Instructions for the task
Only the pictures are left out: repeat the rest of the entries exactly.
* Start Extracted information *
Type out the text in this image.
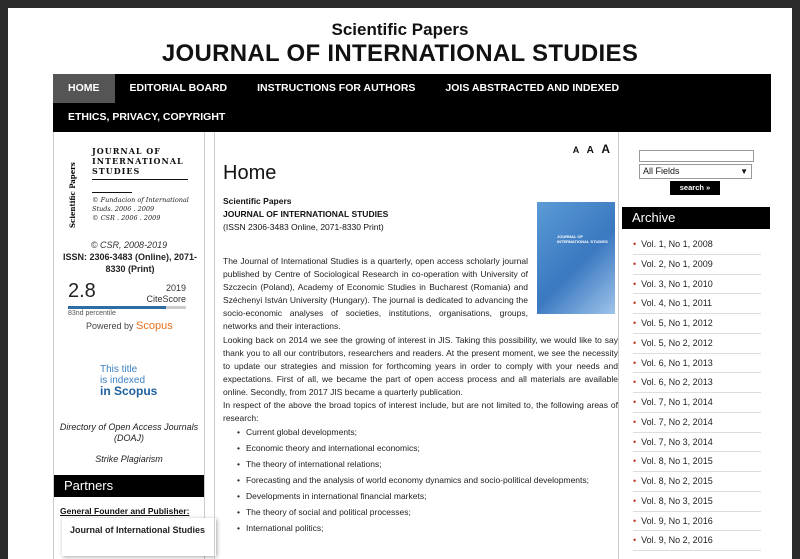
Scientific Papers
JOURNAL OF INTERNATIONAL STUDIES
HOME	EDITORIAL BOARD	INSTRUCTIONS FOR AUTHORS	JOIS ABSTRACTED AND INDEXED
ETHICS, PRIVACY, COPYRIGHT
Scientific Papers
JOURNAL OF
INTERNATIONAL
STUDIES
© Fundacion of International
Studs. 2006 . 2009
© CSR . 2006 . 2009
© CSR, 2008-2019
ISSN: 2306-3483 (Online), 2071-8330 (Print)
2.8	2019
CiteScore
83nd percentile
Powered by Scopus
This title
is indexed
in Scopus
Directory of Open Access Journals (DOAJ)
Strike Plagiarism
Partners
General Founder and Publisher:
Journal of International Studies
A A A
Home
Scientific Papers
JOURNAL OF INTERNATIONAL STUDIES
(ISSN 2306-3483 Online, 2071-8330 Print)
JOURNAL OF INTERNATIONAL STUDIES
The Journal of International Studies is a quarterly, open access scholarly journal published by Centre of Sociological Research in co-operation with University of Szczecin (Poland), Academy of Economic Studies in Bucharest (Romania) and Széchenyi István University (Hungary). The journal is dedicated to advancing the socio-economic analyses of societies, institutions, organisations, groups, networks and their interactions.
Looking back on 2014 we see the growing of interest in JIS. Taking this possibility, we would like to say thank you to all our contributors, researchers and readers. At the present moment, we see the necessity to update our strategies and mission for forthcoming years in order to comply with your needs and expectations. First of all, we became the part of open access process and all materials are available online. Secondly, from 2017 JIS became a quarterly publication.
In respect of the above the broad topics of interest include, but are not limited to, the following areas of research:
• Current global developments;
• Economic theory and international economics;
• The theory of international relations;
• Forecasting and the analysis of world economy dynamics and socio-political developments;
• Developments in international financial markets;
• The theory of social and political processes;
• International politics;
All Fields	▼
search »
Archive
• Vol. 1, No 1, 2008
• Vol. 2, No 1, 2009
• Vol. 3, No 1, 2010
• Vol. 4, No 1, 2011
• Vol. 5, No 1, 2012
• Vol. 5, No 2, 2012
• Vol. 6, No 1, 2013
• Vol. 6, No 2, 2013
• Vol. 7, No 1, 2014
• Vol. 7, No 2, 2014
• Vol. 7, No 3, 2014
• Vol. 8, No 1, 2015
• Vol. 8, No 2, 2015
• Vol. 8, No 3, 2015
• Vol. 9, No 1, 2016
• Vol. 9, No 2, 2016
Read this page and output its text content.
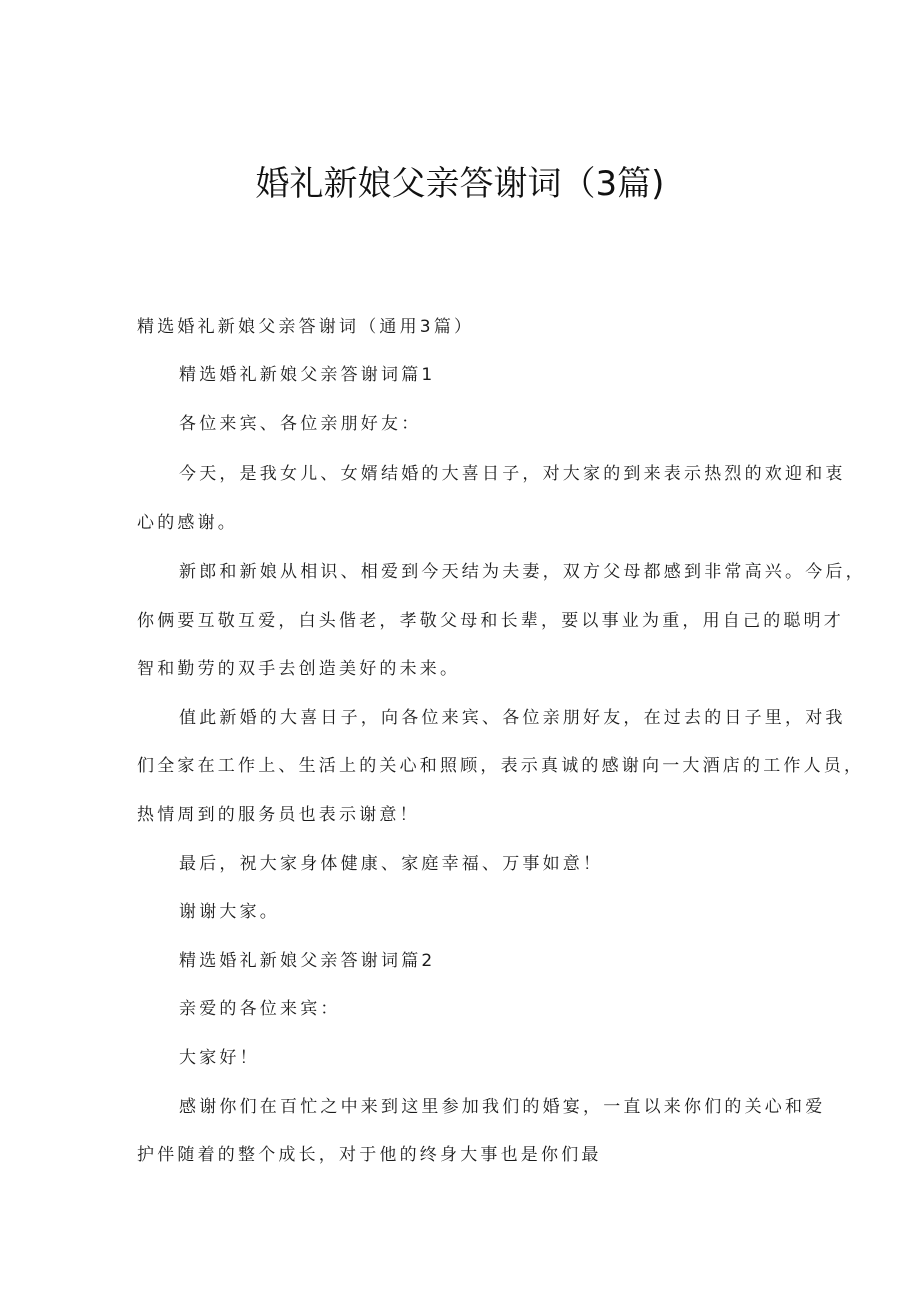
婚礼新娘父亲答谢词（3篇)
精选婚礼新娘父亲答谢词（通用3篇）
精选婚礼新娘父亲答谢词篇1
各位来宾、各位亲朋好友：
今天，是我女儿、女婿结婚的大喜日子，对大家的到来表示热烈的欢迎和衷
心的感谢。
新郎和新娘从相识、相爱到今天结为夫妻，双方父母都感到非常高兴。今后，
你俩要互敬互爱，白头偕老，孝敬父母和长辈，要以事业为重，用自己的聪明才
智和勤劳的双手去创造美好的未来。
值此新婚的大喜日子，向各位来宾、各位亲朋好友，在过去的日子里，对我
们全家在工作上、生活上的关心和照顾，表示真诚的感谢向一大酒店的工作人员，
热情周到的服务员也表示谢意！
最后，祝大家身体健康、家庭幸福、万事如意！
谢谢大家。
精选婚礼新娘父亲答谢词篇2
亲爱的各位来宾：
大家好！
感谢你们在百忙之中来到这里参加我们的婚宴，一直以来你们的关心和爱
护伴随着的整个成长，对于他的终身大事也是你们最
* End Extracted information *
Answer to the problem
Type out the text in this image.
Scientific Papers
JOURNAL OF INTERNATIONAL STUDIES
HOME	EDITORIAL BOARD	INSTRUCTIONS FOR AUTHORS	JOIS ABSTRACTED AND INDEXED
ETHICS, PRIVACY, COPYRIGHT
Scientific Papers
JOURNAL OF
INTERNATIONAL
STUDIES
© Fundacion of International
Studs. 2006 . 2009
© CSR . 2006 . 2009
© CSR, 2008-2019
ISSN: 2306-3483 (Online), 2071-8330 (Print)
2.8	2019
CiteScore
83nd percentile
Powered by Scopus
This title
is indexed
in Scopus
Directory of Open Access Journals (DOAJ)
Strike Plagiarism
Partners
General Founder and Publisher:
Journal of International Studies
A A A
Home
Scientific Papers
JOURNAL OF INTERNATIONAL STUDIES
(ISSN 2306-3483 Online, 2071-8330 Print)
JOURNAL OF INTERNATIONAL STUDIES
The Journal of International Studies is a quarterly, open access scholarly journal published by Centre of Sociological Research in co-operation with University of Szczecin (Poland), Academy of Economic Studies in Bucharest (Romania) and Széchenyi István University (Hungary). The journal is dedicated to advancing the socio-economic analyses of societies, institutions, organisations, groups, networks and their interactions.
Looking back on 2014 we see the growing of interest in JIS. Taking this possibility, we would like to say thank you to all our contributors, researchers and readers. At the present moment, we see the necessity to update our strategies and mission for forthcoming years in order to comply with your needs and expectations. First of all, we became the part of open access process and all materials are available online. Secondly, from 2017 JIS became a quarterly publication.
In respect of the above the broad topics of interest include, but are not limited to, the following areas of research:
• Current global developments;
• Economic theory and international economics;
• The theory of international relations;
• Forecasting and the analysis of world economy dynamics and socio-political developments;
• Developments in international financial markets;
• The theory of social and political processes;
• International politics;
All Fields	▼
search »
Archive
• Vol. 1, No 1, 2008
• Vol. 2, No 1, 2009
• Vol. 3, No 1, 2010
• Vol. 4, No 1, 2011
• Vol. 5, No 1, 2012
• Vol. 5, No 2, 2012
• Vol. 6, No 1, 2013
• Vol. 6, No 2, 2013
• Vol. 7, No 1, 2014
• Vol. 7, No 2, 2014
• Vol. 7, No 3, 2014
• Vol. 8, No 1, 2015
• Vol. 8, No 2, 2015
• Vol. 8, No 3, 2015
• Vol. 9, No 1, 2016
• Vol. 9, No 2, 2016
Read this page and output its text content.
婚礼新娘父亲答谢词（3篇)
精选婚礼新娘父亲答谢词（通用3篇）
精选婚礼新娘父亲答谢词篇1
各位来宾、各位亲朋好友：
今天，是我女儿、女婿结婚的大喜日子，对大家的到来表示热烈的欢迎和衷
心的感谢。
新郎和新娘从相识、相爱到今天结为夫妻，双方父母都感到非常高兴。今后，
你俩要互敬互爱，白头偕老，孝敬父母和长辈，要以事业为重，用自己的聪明才
智和勤劳的双手去创造美好的未来。
值此新婚的大喜日子，向各位来宾、各位亲朋好友，在过去的日子里，对我
们全家在工作上、生活上的关心和照顾，表示真诚的感谢向一大酒店的工作人员，
热情周到的服务员也表示谢意！
最后，祝大家身体健康、家庭幸福、万事如意！
谢谢大家。
精选婚礼新娘父亲答谢词篇2
亲爱的各位来宾：
大家好！
感谢你们在百忙之中来到这里参加我们的婚宴，一直以来你们的关心和爱
护伴随着的整个成长，对于他的终身大事也是你们最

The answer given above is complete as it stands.